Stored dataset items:
========
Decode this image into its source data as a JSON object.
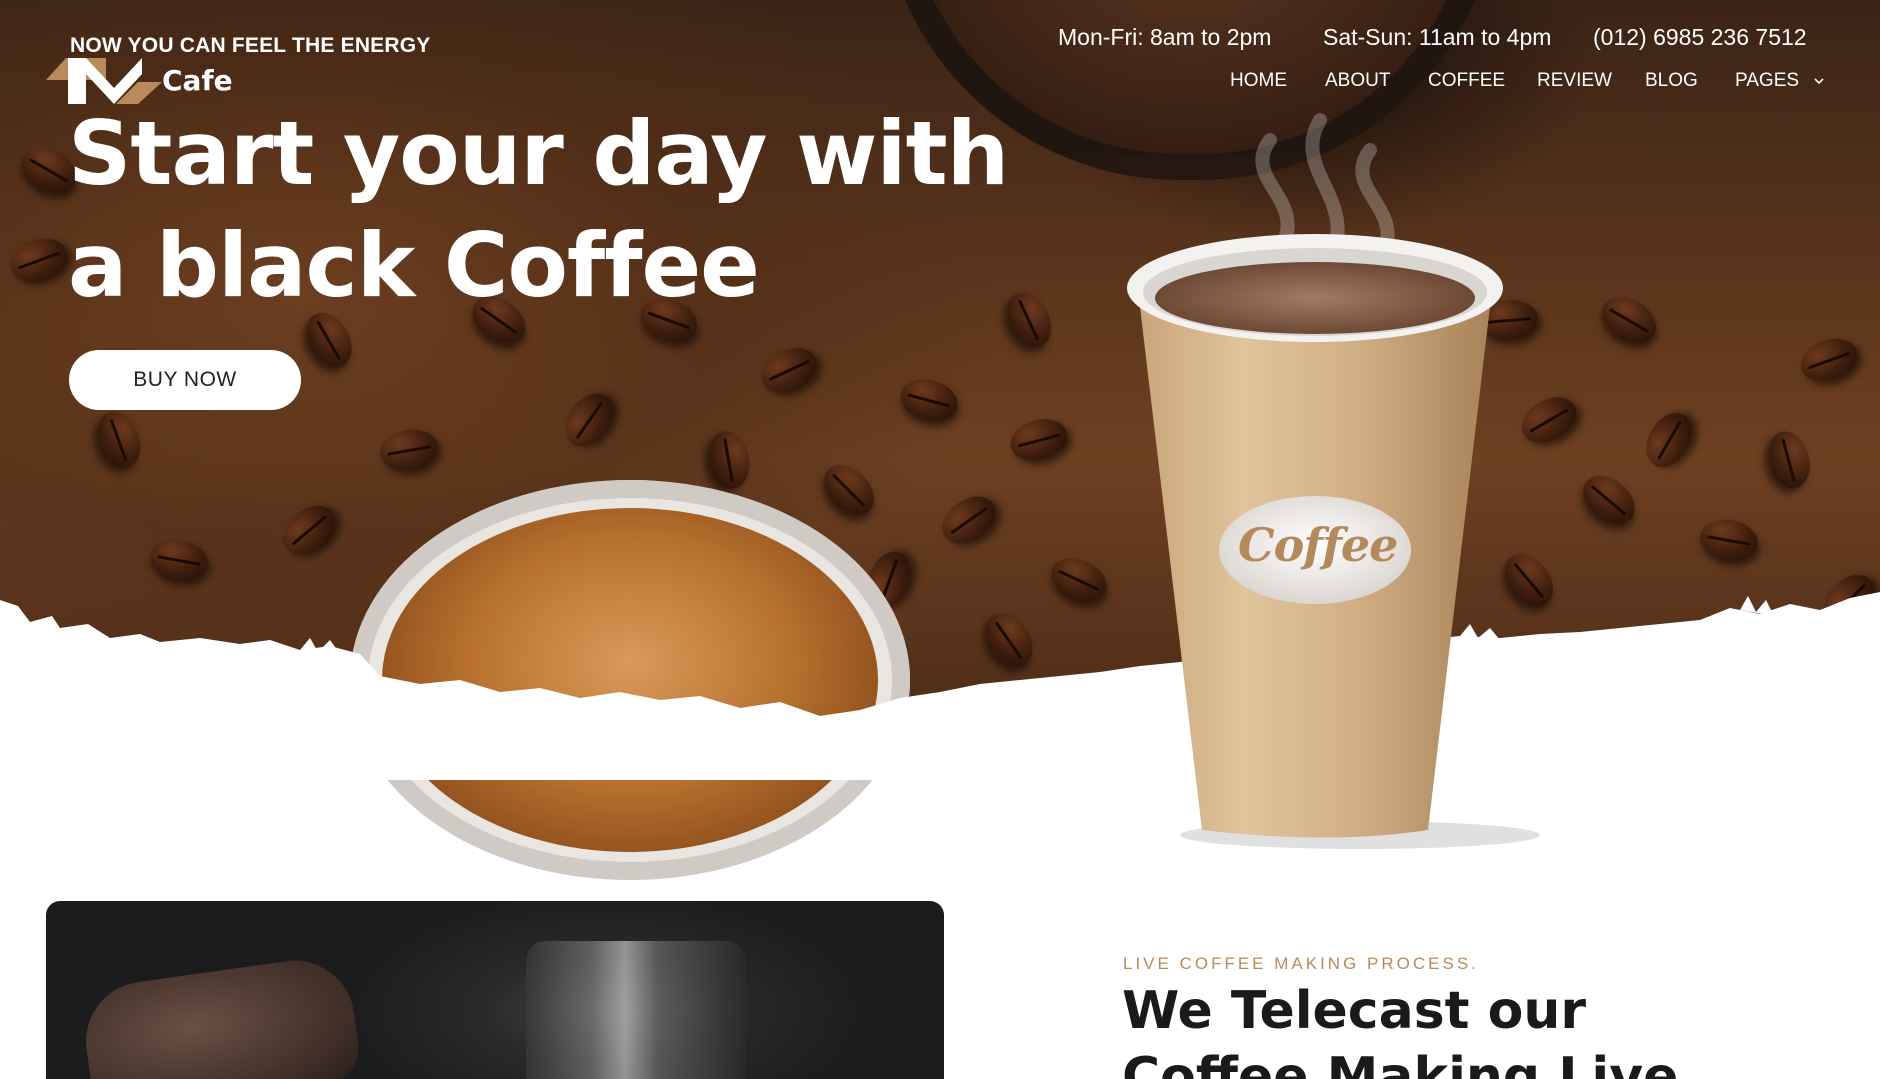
{
  "header": {
    "tagline": "NOW YOU CAN FEEL THE ENERGY",
    "logo_text": "Cafe",
    "hours_weekday": "Mon-Fri: 8am to 2pm",
    "hours_weekend": "Sat-Sun: 11am to 4pm",
    "phone": "(012) 6985 236 7512",
    "nav": [
      {
        "label": "HOME"
      },
      {
        "label": "ABOUT"
      },
      {
        "label": "COFFEE"
      },
      {
        "label": "REVIEW"
      },
      {
        "label": "BLOG"
      },
      {
        "label": "PAGES"
      }
    ]
  },
  "hero": {
    "headline_line1": "Start your day with",
    "headline_line2": "a black Coffee",
    "cta_label": "BUY NOW",
    "cup_label": "Coffee"
  },
  "section": {
    "eyebrow": "LIVE COFFEE MAKING PROCESS.",
    "title_line1": "We Telecast our",
    "title_line2": "Coffee Making Live"
  },
  "colors": {
    "accent": "#b88a5c",
    "text_dark": "#1a1a1a",
    "white": "#ffffff"
  }
}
========
» WRITTEN EXERCISE
Your task is to return the entries above exactly, with no pictures.

» WRITTEN REPLY
Decode this image into its source data as a JSON object.
{
  "header": {
    "tagline": "NOW YOU CAN FEEL THE ENERGY",
    "logo_text": "Cafe",
    "hours_weekday": "Mon-Fri: 8am to 2pm",
    "hours_weekend": "Sat-Sun: 11am to 4pm",
    "phone": "(012) 6985 236 7512",
    "nav": [
      {
        "label": "HOME"
      },
      {
        "label": "ABOUT"
      },
      {
        "label": "COFFEE"
      },
      {
        "label": "REVIEW"
      },
      {
        "label": "BLOG"
      },
      {
        "label": "PAGES"
      }
    ]
  },
  "hero": {
    "headline_line1": "Start your day with",
    "headline_line2": "a black Coffee",
    "cta_label": "BUY NOW",
    "cup_label": "Coffee"
  },
  "section": {
    "eyebrow": "LIVE COFFEE MAKING PROCESS.",
    "title_line1": "We Telecast our",
    "title_line2": "Coffee Making Live"
  },
  "colors": {
    "accent": "#b88a5c",
    "text_dark": "#1a1a1a",
    "white": "#ffffff"
  }
}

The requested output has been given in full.